Data records
====================

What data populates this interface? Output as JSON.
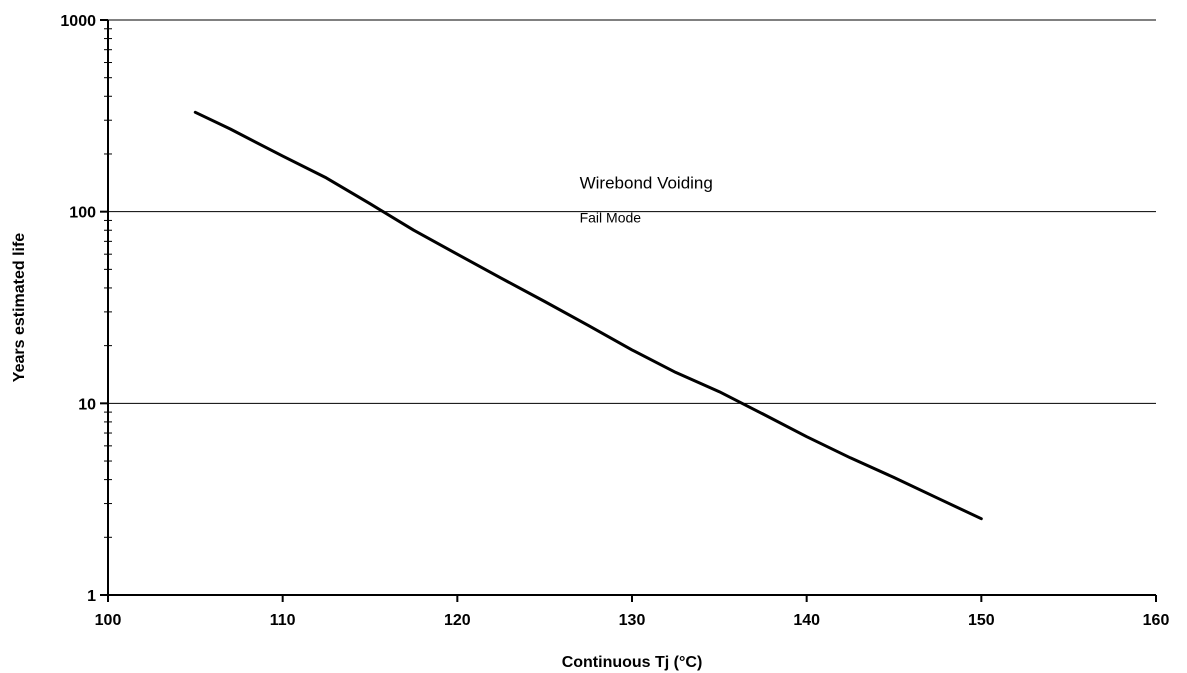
{
  "chart_data": {
    "type": "line",
    "title": "",
    "xlabel": "Continuous Tj (°C)",
    "ylabel": "Years estimated life",
    "xlim": [
      100,
      160
    ],
    "ylim": [
      1,
      1000
    ],
    "yscale": "log",
    "x_ticks": [
      100,
      110,
      120,
      130,
      140,
      150,
      160
    ],
    "x_tick_labels": [
      "100",
      "110",
      "120",
      "130",
      "140",
      "150",
      "160"
    ],
    "y_ticks": [
      1,
      10,
      100,
      1000
    ],
    "y_tick_labels": [
      "1",
      "10",
      "100",
      "1000"
    ],
    "grid": "horizontal major",
    "legend": "none",
    "series": [
      {
        "x": [
          105,
          107,
          110,
          112.5,
          115,
          117.5,
          120,
          122.5,
          125,
          127.5,
          130,
          132.5,
          135,
          137.5,
          140,
          142.5,
          145,
          147.5,
          150
        ],
        "y": [
          330,
          270,
          195,
          150,
          110,
          80,
          60,
          45,
          34,
          25.5,
          19,
          14.5,
          11.5,
          8.8,
          6.7,
          5.2,
          4.1,
          3.2,
          2.5
        ],
        "color": "#000000"
      }
    ],
    "annotations": [
      {
        "text": "Wirebond Voiding",
        "x": 127,
        "y": 132
      },
      {
        "text": "Fail Mode",
        "x": 127,
        "y": 88
      }
    ]
  }
}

====================

_Work to complete_
Repeat the material above in full and exactly, apart from the pictures.

_Correct output_
What data populates this interface? Output as JSON.
{
  "chart_data": {
    "type": "line",
    "title": "",
    "xlabel": "Continuous Tj (°C)",
    "ylabel": "Years estimated life",
    "xlim": [
      100,
      160
    ],
    "ylim": [
      1,
      1000
    ],
    "yscale": "log",
    "x_ticks": [
      100,
      110,
      120,
      130,
      140,
      150,
      160
    ],
    "x_tick_labels": [
      "100",
      "110",
      "120",
      "130",
      "140",
      "150",
      "160"
    ],
    "y_ticks": [
      1,
      10,
      100,
      1000
    ],
    "y_tick_labels": [
      "1",
      "10",
      "100",
      "1000"
    ],
    "grid": "horizontal major",
    "legend": "none",
    "series": [
      {
        "x": [
          105,
          107,
          110,
          112.5,
          115,
          117.5,
          120,
          122.5,
          125,
          127.5,
          130,
          132.5,
          135,
          137.5,
          140,
          142.5,
          145,
          147.5,
          150
        ],
        "y": [
          330,
          270,
          195,
          150,
          110,
          80,
          60,
          45,
          34,
          25.5,
          19,
          14.5,
          11.5,
          8.8,
          6.7,
          5.2,
          4.1,
          3.2,
          2.5
        ],
        "color": "#000000"
      }
    ],
    "annotations": [
      {
        "text": "Wirebond Voiding",
        "x": 127,
        "y": 132
      },
      {
        "text": "Fail Mode",
        "x": 127,
        "y": 88
      }
    ]
  }
}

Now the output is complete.